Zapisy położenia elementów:
--*--
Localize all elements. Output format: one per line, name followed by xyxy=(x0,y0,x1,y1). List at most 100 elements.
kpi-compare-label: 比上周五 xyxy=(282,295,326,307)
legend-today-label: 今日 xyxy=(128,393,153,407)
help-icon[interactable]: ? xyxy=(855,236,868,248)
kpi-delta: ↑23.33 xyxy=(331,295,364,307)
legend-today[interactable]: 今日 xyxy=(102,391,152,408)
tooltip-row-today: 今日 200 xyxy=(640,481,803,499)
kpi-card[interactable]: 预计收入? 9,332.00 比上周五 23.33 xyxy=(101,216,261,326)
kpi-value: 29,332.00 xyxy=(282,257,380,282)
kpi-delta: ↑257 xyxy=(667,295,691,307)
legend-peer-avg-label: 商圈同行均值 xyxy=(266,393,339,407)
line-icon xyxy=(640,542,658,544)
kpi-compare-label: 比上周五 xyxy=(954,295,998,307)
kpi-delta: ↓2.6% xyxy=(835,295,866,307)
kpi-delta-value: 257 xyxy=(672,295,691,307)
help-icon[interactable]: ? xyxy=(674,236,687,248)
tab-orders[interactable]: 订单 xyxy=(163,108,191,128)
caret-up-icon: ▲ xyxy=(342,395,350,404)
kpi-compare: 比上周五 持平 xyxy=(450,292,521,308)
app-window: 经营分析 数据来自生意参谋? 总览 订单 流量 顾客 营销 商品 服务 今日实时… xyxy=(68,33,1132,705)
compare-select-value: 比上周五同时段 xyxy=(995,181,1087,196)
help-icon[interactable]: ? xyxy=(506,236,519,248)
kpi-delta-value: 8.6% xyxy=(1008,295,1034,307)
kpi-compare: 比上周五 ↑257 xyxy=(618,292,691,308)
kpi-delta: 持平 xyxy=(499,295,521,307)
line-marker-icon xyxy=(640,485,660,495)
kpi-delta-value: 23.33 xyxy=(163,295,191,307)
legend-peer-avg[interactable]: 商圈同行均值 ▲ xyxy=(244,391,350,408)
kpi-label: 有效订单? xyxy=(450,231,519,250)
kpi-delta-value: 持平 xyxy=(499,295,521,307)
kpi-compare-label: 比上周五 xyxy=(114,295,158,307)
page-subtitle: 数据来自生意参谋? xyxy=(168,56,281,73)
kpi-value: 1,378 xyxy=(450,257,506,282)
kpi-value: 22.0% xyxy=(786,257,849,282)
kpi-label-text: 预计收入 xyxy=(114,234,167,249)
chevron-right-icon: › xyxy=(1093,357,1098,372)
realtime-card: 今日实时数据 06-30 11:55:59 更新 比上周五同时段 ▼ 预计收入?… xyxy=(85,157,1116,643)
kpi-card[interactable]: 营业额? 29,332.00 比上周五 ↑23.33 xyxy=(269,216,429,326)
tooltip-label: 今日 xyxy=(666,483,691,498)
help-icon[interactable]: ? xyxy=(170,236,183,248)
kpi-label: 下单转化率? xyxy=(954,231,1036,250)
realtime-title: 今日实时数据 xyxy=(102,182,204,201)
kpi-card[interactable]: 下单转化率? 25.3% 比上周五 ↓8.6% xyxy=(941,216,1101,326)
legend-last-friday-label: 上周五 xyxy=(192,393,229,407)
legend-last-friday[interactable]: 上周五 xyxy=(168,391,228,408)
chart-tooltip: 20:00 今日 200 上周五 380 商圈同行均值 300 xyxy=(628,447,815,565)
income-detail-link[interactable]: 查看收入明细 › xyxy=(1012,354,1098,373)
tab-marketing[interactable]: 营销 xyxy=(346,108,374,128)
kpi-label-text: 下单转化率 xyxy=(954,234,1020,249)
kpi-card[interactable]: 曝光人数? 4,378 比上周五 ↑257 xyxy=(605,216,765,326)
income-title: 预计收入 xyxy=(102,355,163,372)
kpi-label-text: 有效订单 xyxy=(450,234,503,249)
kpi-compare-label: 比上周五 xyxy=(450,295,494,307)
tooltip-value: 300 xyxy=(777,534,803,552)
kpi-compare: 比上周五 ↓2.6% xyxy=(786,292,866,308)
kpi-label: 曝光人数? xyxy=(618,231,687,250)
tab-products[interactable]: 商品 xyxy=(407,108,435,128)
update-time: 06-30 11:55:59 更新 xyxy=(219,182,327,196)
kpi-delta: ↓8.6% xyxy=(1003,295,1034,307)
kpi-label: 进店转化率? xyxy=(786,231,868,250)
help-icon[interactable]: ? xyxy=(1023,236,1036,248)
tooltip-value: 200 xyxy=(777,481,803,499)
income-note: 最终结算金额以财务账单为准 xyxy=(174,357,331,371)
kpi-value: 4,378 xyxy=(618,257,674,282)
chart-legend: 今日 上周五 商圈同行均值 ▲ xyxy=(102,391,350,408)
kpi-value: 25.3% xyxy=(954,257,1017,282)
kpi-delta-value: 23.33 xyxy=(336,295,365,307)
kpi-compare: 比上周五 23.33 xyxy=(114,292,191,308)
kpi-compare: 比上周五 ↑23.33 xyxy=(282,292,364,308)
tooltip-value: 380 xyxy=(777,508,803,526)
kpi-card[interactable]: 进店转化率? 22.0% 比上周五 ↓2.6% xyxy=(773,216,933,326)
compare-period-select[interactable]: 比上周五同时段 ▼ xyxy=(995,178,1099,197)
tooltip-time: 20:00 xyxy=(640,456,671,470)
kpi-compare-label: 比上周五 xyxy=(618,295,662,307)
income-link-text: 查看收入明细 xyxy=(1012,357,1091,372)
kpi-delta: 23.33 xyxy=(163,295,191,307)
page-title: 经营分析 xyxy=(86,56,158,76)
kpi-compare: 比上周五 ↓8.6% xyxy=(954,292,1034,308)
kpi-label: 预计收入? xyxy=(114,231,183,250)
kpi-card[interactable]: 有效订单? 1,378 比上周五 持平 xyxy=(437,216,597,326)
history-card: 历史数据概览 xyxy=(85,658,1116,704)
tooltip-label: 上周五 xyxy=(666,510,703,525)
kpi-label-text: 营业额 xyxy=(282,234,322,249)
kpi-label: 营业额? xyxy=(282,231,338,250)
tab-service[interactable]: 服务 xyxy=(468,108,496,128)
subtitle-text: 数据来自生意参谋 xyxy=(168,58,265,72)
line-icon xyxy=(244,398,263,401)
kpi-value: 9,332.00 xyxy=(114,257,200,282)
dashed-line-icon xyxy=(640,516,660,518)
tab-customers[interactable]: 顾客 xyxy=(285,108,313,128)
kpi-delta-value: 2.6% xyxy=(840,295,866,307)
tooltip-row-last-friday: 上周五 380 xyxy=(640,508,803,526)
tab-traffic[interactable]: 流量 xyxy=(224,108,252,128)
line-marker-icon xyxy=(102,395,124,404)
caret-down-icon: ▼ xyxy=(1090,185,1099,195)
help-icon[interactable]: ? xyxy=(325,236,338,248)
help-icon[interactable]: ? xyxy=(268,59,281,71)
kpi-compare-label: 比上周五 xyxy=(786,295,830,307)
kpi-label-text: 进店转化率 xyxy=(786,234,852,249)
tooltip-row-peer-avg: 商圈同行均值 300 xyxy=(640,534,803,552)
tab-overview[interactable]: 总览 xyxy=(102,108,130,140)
--*--
Zmień we wszystkich powyższych pozycjach nazwę „help-icon” na „info-icon” i przepisz wiersze, nie zmieniając w nich niczego innego.

ODPOWIEDŹ:
Localize all elements. Output format: one per line, name followed by xyxy=(x0,y0,x1,y1). List at most 100 elements.
kpi-compare-label: 比上周五 xyxy=(282,295,326,307)
legend-today-label: 今日 xyxy=(128,393,153,407)
info-icon[interactable]: ? xyxy=(855,236,868,248)
kpi-delta: ↑23.33 xyxy=(331,295,364,307)
legend-today[interactable]: 今日 xyxy=(102,391,152,408)
tooltip-row-today: 今日 200 xyxy=(640,481,803,499)
kpi-card[interactable]: 预计收入? 9,332.00 比上周五 23.33 xyxy=(101,216,261,326)
kpi-value: 29,332.00 xyxy=(282,257,380,282)
kpi-delta: ↑257 xyxy=(667,295,691,307)
legend-peer-avg-label: 商圈同行均值 xyxy=(266,393,339,407)
line-icon xyxy=(640,542,658,544)
kpi-compare-label: 比上周五 xyxy=(954,295,998,307)
kpi-delta: ↓2.6% xyxy=(835,295,866,307)
kpi-delta-value: 257 xyxy=(672,295,691,307)
info-icon[interactable]: ? xyxy=(674,236,687,248)
tab-orders[interactable]: 订单 xyxy=(163,108,191,128)
caret-up-icon: ▲ xyxy=(342,395,350,404)
kpi-compare: 比上周五 持平 xyxy=(450,292,521,308)
app-window: 经营分析 数据来自生意参谋? 总览 订单 流量 顾客 营销 商品 服务 今日实时… xyxy=(68,33,1132,705)
compare-select-value: 比上周五同时段 xyxy=(995,181,1087,196)
info-icon[interactable]: ? xyxy=(506,236,519,248)
kpi-delta-value: 8.6% xyxy=(1008,295,1034,307)
kpi-compare: 比上周五 ↑257 xyxy=(618,292,691,308)
kpi-delta: 持平 xyxy=(499,295,521,307)
line-marker-icon xyxy=(640,485,660,495)
kpi-delta-value: 23.33 xyxy=(163,295,191,307)
legend-peer-avg[interactable]: 商圈同行均值 ▲ xyxy=(244,391,350,408)
kpi-label: 有效订单? xyxy=(450,231,519,250)
kpi-delta-value: 持平 xyxy=(499,295,521,307)
kpi-compare-label: 比上周五 xyxy=(114,295,158,307)
page-subtitle: 数据来自生意参谋? xyxy=(168,56,281,73)
kpi-value: 1,378 xyxy=(450,257,506,282)
kpi-value: 22.0% xyxy=(786,257,849,282)
kpi-label-text: 预计收入 xyxy=(114,234,167,249)
chevron-right-icon: › xyxy=(1093,357,1098,372)
realtime-card: 今日实时数据 06-30 11:55:59 更新 比上周五同时段 ▼ 预计收入?… xyxy=(85,157,1116,643)
kpi-card[interactable]: 营业额? 29,332.00 比上周五 ↑23.33 xyxy=(269,216,429,326)
tooltip-label: 今日 xyxy=(666,483,691,498)
info-icon[interactable]: ? xyxy=(170,236,183,248)
kpi-label: 下单转化率? xyxy=(954,231,1036,250)
realtime-title: 今日实时数据 xyxy=(102,182,204,201)
kpi-card[interactable]: 下单转化率? 25.3% 比上周五 ↓8.6% xyxy=(941,216,1101,326)
legend-last-friday-label: 上周五 xyxy=(192,393,229,407)
legend-last-friday[interactable]: 上周五 xyxy=(168,391,228,408)
chart-tooltip: 20:00 今日 200 上周五 380 商圈同行均值 300 xyxy=(628,447,815,565)
income-detail-link[interactable]: 查看收入明细 › xyxy=(1012,354,1098,373)
tab-marketing[interactable]: 营销 xyxy=(346,108,374,128)
kpi-label-text: 下单转化率 xyxy=(954,234,1020,249)
kpi-card[interactable]: 曝光人数? 4,378 比上周五 ↑257 xyxy=(605,216,765,326)
income-title: 预计收入 xyxy=(102,355,163,372)
kpi-label-text: 有效订单 xyxy=(450,234,503,249)
kpi-compare-label: 比上周五 xyxy=(450,295,494,307)
tooltip-value: 300 xyxy=(777,534,803,552)
kpi-compare: 比上周五 ↓2.6% xyxy=(786,292,866,308)
kpi-label: 曝光人数? xyxy=(618,231,687,250)
tab-products[interactable]: 商品 xyxy=(407,108,435,128)
update-time: 06-30 11:55:59 更新 xyxy=(219,182,327,196)
kpi-delta: ↓8.6% xyxy=(1003,295,1034,307)
kpi-label: 进店转化率? xyxy=(786,231,868,250)
info-icon[interactable]: ? xyxy=(1023,236,1036,248)
tooltip-value: 200 xyxy=(777,481,803,499)
income-note: 最终结算金额以财务账单为准 xyxy=(174,357,331,371)
kpi-value: 4,378 xyxy=(618,257,674,282)
chart-legend: 今日 上周五 商圈同行均值 ▲ xyxy=(102,391,350,408)
kpi-value: 25.3% xyxy=(954,257,1017,282)
kpi-delta-value: 23.33 xyxy=(336,295,365,307)
kpi-compare: 比上周五 23.33 xyxy=(114,292,191,308)
kpi-compare: 比上周五 ↑23.33 xyxy=(282,292,364,308)
tooltip-value: 380 xyxy=(777,508,803,526)
kpi-card[interactable]: 进店转化率? 22.0% 比上周五 ↓2.6% xyxy=(773,216,933,326)
compare-period-select[interactable]: 比上周五同时段 ▼ xyxy=(995,178,1099,197)
tooltip-time: 20:00 xyxy=(640,456,671,470)
kpi-compare-label: 比上周五 xyxy=(618,295,662,307)
income-link-text: 查看收入明细 xyxy=(1012,357,1091,372)
kpi-delta: 23.33 xyxy=(163,295,191,307)
page-title: 经营分析 xyxy=(86,56,158,76)
kpi-compare: 比上周五 ↓8.6% xyxy=(954,292,1034,308)
kpi-label: 预计收入? xyxy=(114,231,183,250)
kpi-card[interactable]: 有效订单? 1,378 比上周五 持平 xyxy=(437,216,597,326)
history-card: 历史数据概览 xyxy=(85,658,1116,704)
tooltip-label: 上周五 xyxy=(666,510,703,525)
kpi-label-text: 营业额 xyxy=(282,234,322,249)
kpi-label: 营业额? xyxy=(282,231,338,250)
tab-service[interactable]: 服务 xyxy=(468,108,496,128)
subtitle-text: 数据来自生意参谋 xyxy=(168,58,265,72)
line-icon xyxy=(244,398,263,401)
kpi-value: 9,332.00 xyxy=(114,257,200,282)
dashed-line-icon xyxy=(640,516,660,518)
tab-customers[interactable]: 顾客 xyxy=(285,108,313,128)
kpi-delta-value: 2.6% xyxy=(840,295,866,307)
tooltip-row-last-friday: 上周五 380 xyxy=(640,508,803,526)
tab-traffic[interactable]: 流量 xyxy=(224,108,252,128)
line-marker-icon xyxy=(102,395,124,404)
caret-down-icon: ▼ xyxy=(1090,185,1099,195)
info-icon[interactable]: ? xyxy=(325,236,338,248)
info-icon[interactable]: ? xyxy=(268,59,281,71)
kpi-compare-label: 比上周五 xyxy=(786,295,830,307)
kpi-label-text: 进店转化率 xyxy=(786,234,852,249)
tooltip-row-peer-avg: 商圈同行均值 300 xyxy=(640,534,803,552)
tab-overview[interactable]: 总览 xyxy=(102,108,130,140)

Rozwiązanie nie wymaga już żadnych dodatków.